** Information given **

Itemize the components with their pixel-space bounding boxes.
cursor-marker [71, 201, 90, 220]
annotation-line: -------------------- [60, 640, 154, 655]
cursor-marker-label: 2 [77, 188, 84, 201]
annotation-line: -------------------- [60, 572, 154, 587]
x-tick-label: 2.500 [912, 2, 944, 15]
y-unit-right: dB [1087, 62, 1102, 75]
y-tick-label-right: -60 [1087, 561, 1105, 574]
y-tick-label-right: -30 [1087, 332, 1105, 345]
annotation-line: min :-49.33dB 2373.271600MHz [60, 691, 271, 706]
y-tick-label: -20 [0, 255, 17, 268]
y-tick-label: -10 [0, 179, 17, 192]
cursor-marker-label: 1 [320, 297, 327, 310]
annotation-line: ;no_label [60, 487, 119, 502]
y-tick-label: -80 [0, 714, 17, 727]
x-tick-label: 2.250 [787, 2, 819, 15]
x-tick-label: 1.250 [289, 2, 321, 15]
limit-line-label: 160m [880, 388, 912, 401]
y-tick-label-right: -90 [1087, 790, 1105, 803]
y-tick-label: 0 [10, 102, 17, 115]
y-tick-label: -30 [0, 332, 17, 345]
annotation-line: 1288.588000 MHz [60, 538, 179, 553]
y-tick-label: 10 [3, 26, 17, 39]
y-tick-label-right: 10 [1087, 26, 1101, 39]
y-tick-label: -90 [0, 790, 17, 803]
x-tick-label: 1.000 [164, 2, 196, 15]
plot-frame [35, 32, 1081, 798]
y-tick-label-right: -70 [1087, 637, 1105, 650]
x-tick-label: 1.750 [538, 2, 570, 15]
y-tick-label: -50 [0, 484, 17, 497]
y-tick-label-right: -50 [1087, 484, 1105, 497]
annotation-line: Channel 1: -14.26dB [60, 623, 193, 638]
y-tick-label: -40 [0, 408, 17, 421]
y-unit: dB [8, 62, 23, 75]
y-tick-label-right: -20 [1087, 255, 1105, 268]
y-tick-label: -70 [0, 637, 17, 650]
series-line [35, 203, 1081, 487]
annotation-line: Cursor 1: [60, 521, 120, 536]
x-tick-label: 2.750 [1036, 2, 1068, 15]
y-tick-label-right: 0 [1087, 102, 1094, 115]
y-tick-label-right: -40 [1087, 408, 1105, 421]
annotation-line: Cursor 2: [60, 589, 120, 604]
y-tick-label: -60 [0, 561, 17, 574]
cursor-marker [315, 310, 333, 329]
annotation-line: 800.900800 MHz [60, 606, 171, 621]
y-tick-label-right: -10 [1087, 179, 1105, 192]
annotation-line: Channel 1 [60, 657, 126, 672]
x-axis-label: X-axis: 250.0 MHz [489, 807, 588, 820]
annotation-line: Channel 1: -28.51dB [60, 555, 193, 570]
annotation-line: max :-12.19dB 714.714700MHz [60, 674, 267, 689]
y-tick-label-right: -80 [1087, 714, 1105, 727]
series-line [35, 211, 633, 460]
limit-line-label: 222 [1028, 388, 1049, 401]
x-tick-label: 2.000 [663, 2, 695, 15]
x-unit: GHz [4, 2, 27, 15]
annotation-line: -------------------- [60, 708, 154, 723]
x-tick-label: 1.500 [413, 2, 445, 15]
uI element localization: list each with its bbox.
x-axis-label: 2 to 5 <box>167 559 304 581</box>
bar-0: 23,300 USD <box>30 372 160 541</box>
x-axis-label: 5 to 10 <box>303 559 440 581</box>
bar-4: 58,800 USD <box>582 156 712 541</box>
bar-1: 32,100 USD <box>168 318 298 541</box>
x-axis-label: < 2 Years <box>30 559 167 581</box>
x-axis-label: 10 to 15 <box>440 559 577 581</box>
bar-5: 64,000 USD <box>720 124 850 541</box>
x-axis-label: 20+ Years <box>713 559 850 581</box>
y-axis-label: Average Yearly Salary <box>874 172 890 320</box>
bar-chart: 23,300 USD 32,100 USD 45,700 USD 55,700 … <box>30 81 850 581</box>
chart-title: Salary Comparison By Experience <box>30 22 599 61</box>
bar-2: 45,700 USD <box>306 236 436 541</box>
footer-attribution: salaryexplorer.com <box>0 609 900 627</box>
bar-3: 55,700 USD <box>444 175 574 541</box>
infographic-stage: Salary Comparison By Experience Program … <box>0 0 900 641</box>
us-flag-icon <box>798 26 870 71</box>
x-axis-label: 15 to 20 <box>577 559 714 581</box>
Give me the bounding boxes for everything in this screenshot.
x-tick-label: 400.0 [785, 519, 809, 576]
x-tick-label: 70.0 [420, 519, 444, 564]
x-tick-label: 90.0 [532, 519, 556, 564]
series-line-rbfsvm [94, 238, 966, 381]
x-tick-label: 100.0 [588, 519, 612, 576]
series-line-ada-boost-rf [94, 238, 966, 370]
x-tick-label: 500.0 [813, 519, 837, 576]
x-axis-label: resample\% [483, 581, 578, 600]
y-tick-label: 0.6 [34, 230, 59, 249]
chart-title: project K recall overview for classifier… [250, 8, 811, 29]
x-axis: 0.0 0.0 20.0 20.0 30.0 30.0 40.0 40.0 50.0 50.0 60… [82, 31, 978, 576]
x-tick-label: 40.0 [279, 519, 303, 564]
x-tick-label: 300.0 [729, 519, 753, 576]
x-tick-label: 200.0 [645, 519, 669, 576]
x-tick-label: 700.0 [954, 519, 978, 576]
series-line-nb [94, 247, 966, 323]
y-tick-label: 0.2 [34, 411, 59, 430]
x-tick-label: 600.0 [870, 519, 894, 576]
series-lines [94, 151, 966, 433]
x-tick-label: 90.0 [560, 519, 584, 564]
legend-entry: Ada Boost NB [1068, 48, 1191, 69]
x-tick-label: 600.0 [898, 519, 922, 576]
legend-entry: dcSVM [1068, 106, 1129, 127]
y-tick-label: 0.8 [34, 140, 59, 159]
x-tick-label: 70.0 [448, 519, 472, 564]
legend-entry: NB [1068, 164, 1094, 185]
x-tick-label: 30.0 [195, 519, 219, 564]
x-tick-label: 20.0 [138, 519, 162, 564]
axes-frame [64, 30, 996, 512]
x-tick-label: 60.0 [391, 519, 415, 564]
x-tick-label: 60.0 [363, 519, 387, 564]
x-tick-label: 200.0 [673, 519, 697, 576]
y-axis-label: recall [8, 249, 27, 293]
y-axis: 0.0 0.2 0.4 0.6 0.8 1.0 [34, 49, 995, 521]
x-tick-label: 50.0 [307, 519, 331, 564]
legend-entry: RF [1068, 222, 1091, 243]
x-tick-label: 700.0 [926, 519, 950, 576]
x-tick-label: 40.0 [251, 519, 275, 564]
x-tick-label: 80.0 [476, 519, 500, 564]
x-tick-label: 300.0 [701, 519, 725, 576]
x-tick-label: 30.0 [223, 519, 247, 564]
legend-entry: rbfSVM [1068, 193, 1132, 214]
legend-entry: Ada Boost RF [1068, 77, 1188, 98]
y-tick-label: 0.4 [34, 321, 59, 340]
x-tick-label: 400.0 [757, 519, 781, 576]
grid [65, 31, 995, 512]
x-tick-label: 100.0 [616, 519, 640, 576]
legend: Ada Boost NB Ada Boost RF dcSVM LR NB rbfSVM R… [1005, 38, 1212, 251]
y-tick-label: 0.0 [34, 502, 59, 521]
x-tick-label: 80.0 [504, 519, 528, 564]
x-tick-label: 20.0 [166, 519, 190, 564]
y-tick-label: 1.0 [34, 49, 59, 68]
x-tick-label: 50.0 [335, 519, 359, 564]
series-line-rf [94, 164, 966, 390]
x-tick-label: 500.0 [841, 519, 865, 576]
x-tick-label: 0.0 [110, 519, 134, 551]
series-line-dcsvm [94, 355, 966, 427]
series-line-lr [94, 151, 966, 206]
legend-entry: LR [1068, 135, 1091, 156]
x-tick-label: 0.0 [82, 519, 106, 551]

** The task **
Pick out each line of the material that contains the string "limit".

** Final result **
limit-line-label: 160m [880, 388, 912, 401]
limit-line-label: 222 [1028, 388, 1049, 401]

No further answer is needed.